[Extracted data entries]
....................

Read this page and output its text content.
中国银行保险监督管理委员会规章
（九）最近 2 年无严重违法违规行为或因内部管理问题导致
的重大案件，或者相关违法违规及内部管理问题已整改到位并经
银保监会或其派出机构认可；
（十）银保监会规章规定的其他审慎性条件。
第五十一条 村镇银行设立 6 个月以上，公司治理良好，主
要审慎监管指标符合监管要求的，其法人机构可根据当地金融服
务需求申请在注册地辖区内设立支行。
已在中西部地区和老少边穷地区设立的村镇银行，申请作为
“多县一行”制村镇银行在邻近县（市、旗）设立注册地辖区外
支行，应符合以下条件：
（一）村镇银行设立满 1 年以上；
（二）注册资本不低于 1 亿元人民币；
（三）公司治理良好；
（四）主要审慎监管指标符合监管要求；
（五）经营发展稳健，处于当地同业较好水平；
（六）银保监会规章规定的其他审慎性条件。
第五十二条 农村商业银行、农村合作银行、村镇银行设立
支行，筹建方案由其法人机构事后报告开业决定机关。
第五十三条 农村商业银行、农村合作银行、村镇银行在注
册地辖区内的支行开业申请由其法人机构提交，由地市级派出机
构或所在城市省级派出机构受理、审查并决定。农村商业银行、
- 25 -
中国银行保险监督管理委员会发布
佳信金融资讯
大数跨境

....................

Find the word "公司治理良好" in the material, then list each line that holds it.

#### Answer for this exercise
第五十一条 村镇银行设立 6 个月以上，公司治理良好，主
（三）公司治理良好；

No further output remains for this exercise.